(Records from a data source)
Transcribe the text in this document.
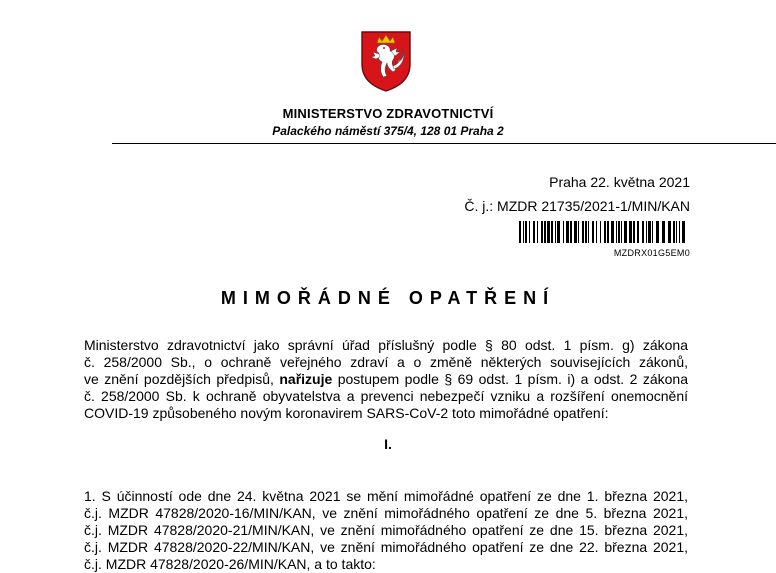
MINISTERSTVO ZDRAVOTNICTVÍ
Palackého náměstí 375/4, 128 01 Praha 2
Praha 22. května 2021
Č. j.: MZDR 21735/2021-1/MIN/KAN
MZDRX01G5EM0
MIMOŘÁDNÉ OPATŘENÍ
Ministerstvo zdravotnictví jako správní úřad příslušný podle § 80 odst. 1 písm. g) zákona
č. 258/2000 Sb., o ochraně veřejného zdraví a o změně některých souvisejících zákonů,
ve znění pozdějších předpisů, nařizuje postupem podle § 69 odst. 1 písm. i) a odst. 2 zákona
č. 258/2000 Sb. k ochraně obyvatelstva a prevenci nebezpečí vzniku a rozšíření onemocnění
COVID-19 způsobeného novým koronavirem SARS-CoV-2 toto mimořádné opatření:
I.
1. S účinností ode dne 24. května 2021 se mění mimořádné opatření ze dne 1. března 2021,
č.j. MZDR 47828/2020-16/MIN/KAN, ve znění mimořádného opatření ze dne 5. března 2021,
č.j. MZDR 47828/2020-21/MIN/KAN, ve znění mimořádného opatření ze dne 15. března 2021,
č.j. MZDR 47828/2020-22/MIN/KAN, ve znění mimořádného opatření ze dne 22. března 2021,
č.j. MZDR 47828/2020-26/MIN/KAN, a to takto:
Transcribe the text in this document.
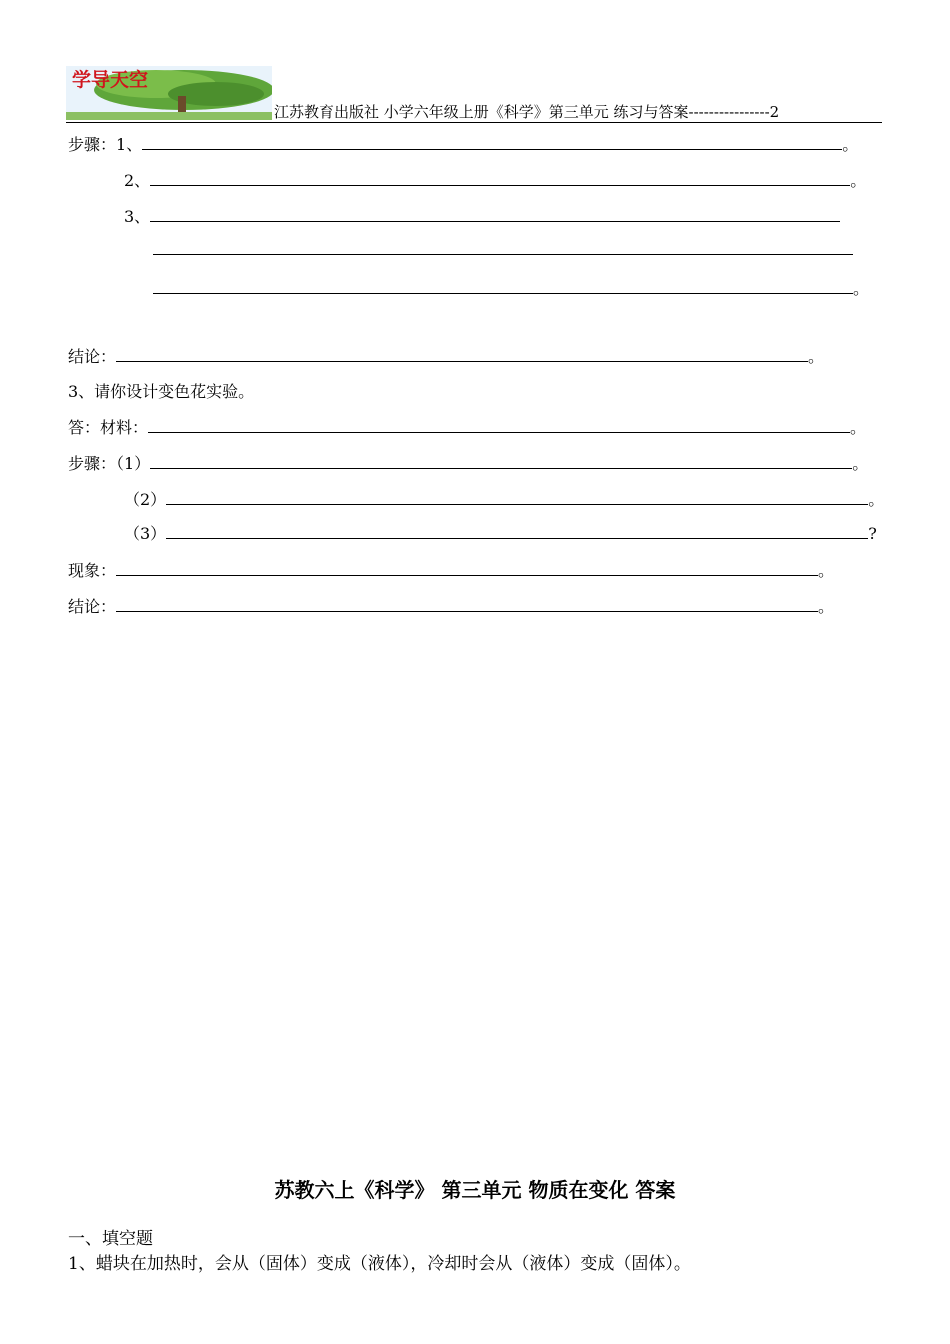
学导天空
江苏教育出版社 小学六年级上册《科学》第三单元 练习与答案----------------2
步骤：1、	。
2、	。
3、
。
结论：	。
3、请你设计变色花实验。
答：材料：	。
步骤：（1）	。
（2）	。
（3）	?
现象：	。
结论：	。
苏教六上《科学》 第三单元 物质在变化 答案
一、填空题
1、蜡块在加热时，会从（固体）变成（液体），冷却时会从（液体）变成（固体）。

_EXERCISE DIRECTIONS:_ Transcribe the entries above verbatim, omitting their pictures.

_EXERCISE ANSWER:_
Transcribe the text in this document.
MINISTERSTVO ZDRAVOTNICTVÍ
Palackého náměstí 375/4, 128 01 Praha 2
Praha 22. května 2021
Č. j.: MZDR 21735/2021-1/MIN/KAN
MZDRX01G5EM0
MIMOŘÁDNÉ OPATŘENÍ
Ministerstvo zdravotnictví jako správní úřad příslušný podle § 80 odst. 1 písm. g) zákona
č. 258/2000 Sb., o ochraně veřejného zdraví a o změně některých souvisejících zákonů,
ve znění pozdějších předpisů, nařizuje postupem podle § 69 odst. 1 písm. i) a odst. 2 zákona
č. 258/2000 Sb. k ochraně obyvatelstva a prevenci nebezpečí vzniku a rozšíření onemocnění
COVID-19 způsobeného novým koronavirem SARS-CoV-2 toto mimořádné opatření:
I.
1. S účinností ode dne 24. května 2021 se mění mimořádné opatření ze dne 1. března 2021,
č.j. MZDR 47828/2020-16/MIN/KAN, ve znění mimořádného opatření ze dne 5. března 2021,
č.j. MZDR 47828/2020-21/MIN/KAN, ve znění mimořádného opatření ze dne 15. března 2021,
č.j. MZDR 47828/2020-22/MIN/KAN, ve znění mimořádného opatření ze dne 22. března 2021,
č.j. MZDR 47828/2020-26/MIN/KAN, a to takto:
Transcribe the text in this document.
学导天空
江苏教育出版社 小学六年级上册《科学》第三单元 练习与答案----------------2
步骤：1、	。
2、	。
3、
。
结论：	。
3、请你设计变色花实验。
答：材料：	。
步骤：（1）	。
（2）	。
（3）	?
现象：	。
结论：	。
苏教六上《科学》 第三单元 物质在变化 答案
一、填空题
1、蜡块在加热时，会从（固体）变成（液体），冷却时会从（液体）变成（固体）。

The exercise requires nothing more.